Dataset entries
** begin **

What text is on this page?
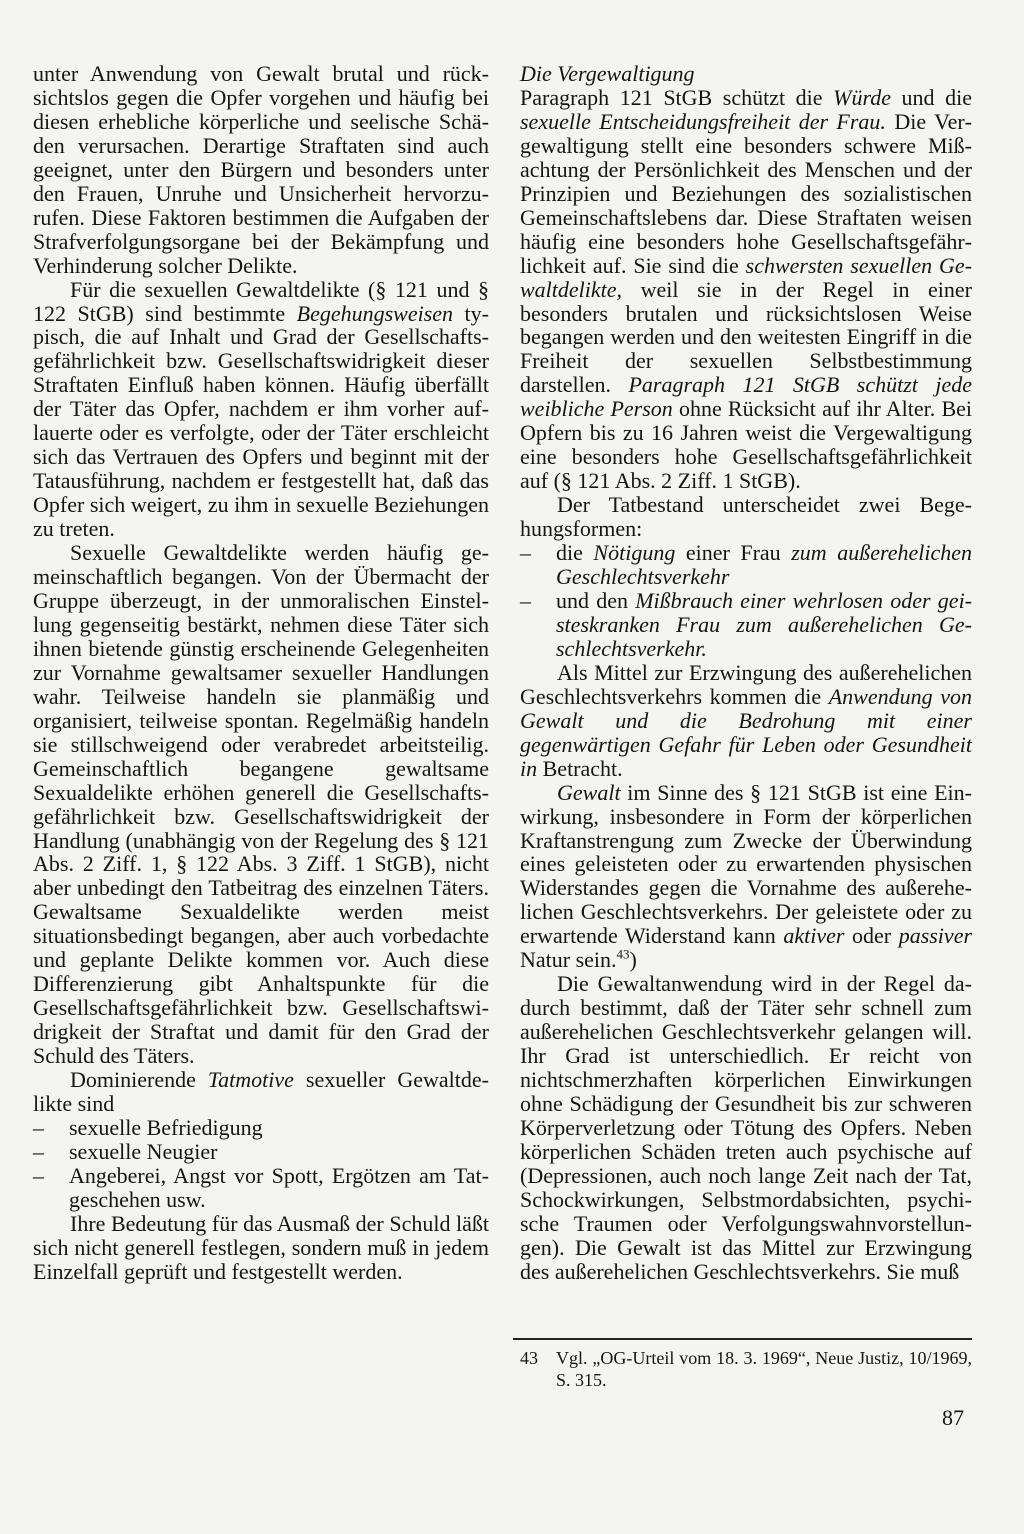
unter Anwendung von Gewalt brutal und rücksichtslos gegen die Opfer vorgehen und häufig bei diesen erhebliche körperliche und seelische Schäden verursachen. Derartige Straftaten sind auch geeignet, unter den Bürgern und besonders unter den Frauen, Unruhe und Unsicherheit hervorzurufen. Diese Faktoren bestimmen die Aufgaben der Strafverfolgungsorgane bei der Bekämpfung und Verhinderung solcher Delikte.

Für die sexuellen Gewaltdelikte (§ 121 und § 122 StGB) sind bestimmte Begehungsweisen typisch, die auf Inhalt und Grad der Gesellschaftsgefährlichkeit bzw. Gesellschaftswidrigkeit dieser Straftaten Einfluß haben können. Häufig überfällt der Täter das Opfer, nachdem er ihm vorher auflauerte oder es verfolgte, oder der Täter erschleicht sich das Vertrauen des Opfers und beginnt mit der Tatausführung, nachdem er festgestellt hat, daß das Opfer sich weigert, zu ihm in sexuelle Beziehungen zu treten.

Sexuelle Gewaltdelikte werden häufig gemeinschaftlich begangen. Von der Übermacht der Gruppe überzeugt, in der unmoralischen Einstellung gegenseitig bestärkt, nehmen diese Täter sich ihnen bietende günstig erscheinende Gelegenheiten zur Vornahme gewaltsamer sexueller Handlungen wahr. Teilweise handeln sie planmäßig und organisiert, teilweise spontan. Regelmäßig handeln sie stillschweigend oder verabredet arbeitsteilig. Gemeinschaftlich begangene gewaltsame Sexualdelikte erhöhen generell die Gesellschaftsgefährlichkeit bzw. Gesellschaftswidrigkeit der Handlung (unabhängig von der Regelung des § 121 Abs. 2 Ziff. 1, § 122 Abs. 3 Ziff. 1 StGB), nicht aber unbedingt den Tatbeitrag des einzelnen Täters. Gewaltsame Sexualdelikte werden meist situationsbedingt begangen, aber auch vorbedachte und geplante Delikte kommen vor. Auch diese Differenzierung gibt Anhaltspunkte für die Gesellschaftsgefährlichkeit bzw. Gesellschaftswidrigkeit der Straftat und damit für den Grad der Schuld des Täters.

Dominierende Tatmotive sexueller Gewaltdelikte sind

– sexuelle Befriedigung
– sexuelle Neugier
– Angeberei, Angst vor Spott, Ergötzen am Tatgeschehen usw.

Ihre Bedeutung für das Ausmaß der Schuld läßt sich nicht generell festlegen, sondern muß in jedem Einzelfall geprüft und festgestellt werden.

Die Vergewaltigung

Paragraph 121 StGB schützt die Würde und die sexuelle Entscheidungsfreiheit der Frau. Die Vergewaltigung stellt eine besonders schwere Mißachtung der Persönlichkeit des Menschen und der Prinzipien und Beziehungen des sozialistischen Gemeinschaftslebens dar. Diese Straftaten weisen häufig eine besonders hohe Gesellschaftsgefährlichkeit auf. Sie sind die schwersten sexuellen Gewaltdelikte, weil sie in der Regel in einer besonders brutalen und rücksichtslosen Weise begangen werden und den weitesten Eingriff in die Freiheit der sexuellen Selbstbestimmung darstellen. Paragraph 121 StGB schützt jede weibliche Person ohne Rücksicht auf ihr Alter. Bei Opfern bis zu 16 Jahren weist die Vergewaltigung eine besonders hohe Gesellschaftsgefährlichkeit auf (§ 121 Abs. 2 Ziff. 1 StGB).

Der Tatbestand unterscheidet zwei Begehungsformen:

– die Nötigung einer Frau zum außerehelichen Geschlechtsverkehr
– und den Mißbrauch einer wehrlosen oder geisteskranken Frau zum außerehelichen Geschlechtsverkehr.

Als Mittel zur Erzwingung des außerehelichen Geschlechtsverkehrs kommen die Anwendung von Gewalt und die Bedrohung mit einer gegenwärtigen Gefahr für Leben oder Gesundheit in Betracht.

Gewalt im Sinne des § 121 StGB ist eine Einwirkung, insbesondere in Form der körperlichen Kraftanstrengung zum Zwecke der Überwindung eines geleisteten oder zu erwartenden physischen Widerstandes gegen die Vornahme des außerehelichen Geschlechtsverkehrs. Der geleistete oder zu erwartende Widerstand kann aktiver oder passiver Natur sein.$^{43}$)

Die Gewaltanwendung wird in der Regel dadurch bestimmt, daß der Täter sehr schnell zum außerehelichen Geschlechtsverkehr gelangen will. Ihr Grad ist unterschiedlich. Er reicht von nichtschmerzhaften körperlichen Einwirkungen ohne Schädigung der Gesundheit bis zur schweren Körperverletzung oder Tötung des Opfers. Neben körperlichen Schäden treten auch psychische auf (Depressionen, auch noch lange Zeit nach der Tat, Schockwirkungen, Selbstmordabsichten, psychische Traumen oder Verfolgungswahnvorstellungen). Die Gewalt ist das Mittel zur Erzwingung des außerehelichen Geschlechtsverkehrs. Sie muß

43	Vgl. „OG-Urteil vom 18. 3. 1969“, Neue Justiz, 10/1969, S. 315.
87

** end **

● **EXERCISE DETAILS**
Extract the text of all the records above verbatim, excluding pictures.

● **SOLUTION FOR THIS EXERCISE**
What text is on this page?
unter Anwendung von Gewalt brutal und rücksichtslos gegen die Opfer vorgehen und häufig bei diesen erhebliche körperliche und seelische Schäden verursachen. Derartige Straftaten sind auch geeignet, unter den Bürgern und besonders unter den Frauen, Unruhe und Unsicherheit hervorzurufen. Diese Faktoren bestimmen die Aufgaben der Strafverfolgungsorgane bei der Bekämpfung und Verhinderung solcher Delikte.

Für die sexuellen Gewaltdelikte (§ 121 und § 122 StGB) sind bestimmte Begehungsweisen typisch, die auf Inhalt und Grad der Gesellschaftsgefährlichkeit bzw. Gesellschaftswidrigkeit dieser Straftaten Einfluß haben können. Häufig überfällt der Täter das Opfer, nachdem er ihm vorher auflauerte oder es verfolgte, oder der Täter erschleicht sich das Vertrauen des Opfers und beginnt mit der Tatausführung, nachdem er festgestellt hat, daß das Opfer sich weigert, zu ihm in sexuelle Beziehungen zu treten.

Sexuelle Gewaltdelikte werden häufig gemeinschaftlich begangen. Von der Übermacht der Gruppe überzeugt, in der unmoralischen Einstellung gegenseitig bestärkt, nehmen diese Täter sich ihnen bietende günstig erscheinende Gelegenheiten zur Vornahme gewaltsamer sexueller Handlungen wahr. Teilweise handeln sie planmäßig und organisiert, teilweise spontan. Regelmäßig handeln sie stillschweigend oder verabredet arbeitsteilig. Gemeinschaftlich begangene gewaltsame Sexualdelikte erhöhen generell die Gesellschaftsgefährlichkeit bzw. Gesellschaftswidrigkeit der Handlung (unabhängig von der Regelung des § 121 Abs. 2 Ziff. 1, § 122 Abs. 3 Ziff. 1 StGB), nicht aber unbedingt den Tatbeitrag des einzelnen Täters. Gewaltsame Sexualdelikte werden meist situationsbedingt begangen, aber auch vorbedachte und geplante Delikte kommen vor. Auch diese Differenzierung gibt Anhaltspunkte für die Gesellschaftsgefährlichkeit bzw. Gesellschaftswidrigkeit der Straftat und damit für den Grad der Schuld des Täters.

Dominierende Tatmotive sexueller Gewaltdelikte sind

– sexuelle Befriedigung
– sexuelle Neugier
– Angeberei, Angst vor Spott, Ergötzen am Tatgeschehen usw.

Ihre Bedeutung für das Ausmaß der Schuld läßt sich nicht generell festlegen, sondern muß in jedem Einzelfall geprüft und festgestellt werden.

Die Vergewaltigung

Paragraph 121 StGB schützt die Würde und die sexuelle Entscheidungsfreiheit der Frau. Die Vergewaltigung stellt eine besonders schwere Mißachtung der Persönlichkeit des Menschen und der Prinzipien und Beziehungen des sozialistischen Gemeinschaftslebens dar. Diese Straftaten weisen häufig eine besonders hohe Gesellschaftsgefährlichkeit auf. Sie sind die schwersten sexuellen Gewaltdelikte, weil sie in der Regel in einer besonders brutalen und rücksichtslosen Weise begangen werden und den weitesten Eingriff in die Freiheit der sexuellen Selbstbestimmung darstellen. Paragraph 121 StGB schützt jede weibliche Person ohne Rücksicht auf ihr Alter. Bei Opfern bis zu 16 Jahren weist die Vergewaltigung eine besonders hohe Gesellschaftsgefährlichkeit auf (§ 121 Abs. 2 Ziff. 1 StGB).

Der Tatbestand unterscheidet zwei Begehungsformen:

– die Nötigung einer Frau zum außerehelichen Geschlechtsverkehr
– und den Mißbrauch einer wehrlosen oder geisteskranken Frau zum außerehelichen Geschlechtsverkehr.

Als Mittel zur Erzwingung des außerehelichen Geschlechtsverkehrs kommen die Anwendung von Gewalt und die Bedrohung mit einer gegenwärtigen Gefahr für Leben oder Gesundheit in Betracht.

Gewalt im Sinne des § 121 StGB ist eine Einwirkung, insbesondere in Form der körperlichen Kraftanstrengung zum Zwecke der Überwindung eines geleisteten oder zu erwartenden physischen Widerstandes gegen die Vornahme des außerehelichen Geschlechtsverkehrs. Der geleistete oder zu erwartende Widerstand kann aktiver oder passiver Natur sein.$^{43}$)

Die Gewaltanwendung wird in der Regel dadurch bestimmt, daß der Täter sehr schnell zum außerehelichen Geschlechtsverkehr gelangen will. Ihr Grad ist unterschiedlich. Er reicht von nichtschmerzhaften körperlichen Einwirkungen ohne Schädigung der Gesundheit bis zur schweren Körperverletzung oder Tötung des Opfers. Neben körperlichen Schäden treten auch psychische auf (Depressionen, auch noch lange Zeit nach der Tat, Schockwirkungen, Selbstmordabsichten, psychische Traumen oder Verfolgungswahnvorstellungen). Die Gewalt ist das Mittel zur Erzwingung des außerehelichen Geschlechtsverkehrs. Sie muß

43	Vgl. „OG-Urteil vom 18. 3. 1969“, Neue Justiz, 10/1969, S. 315.
87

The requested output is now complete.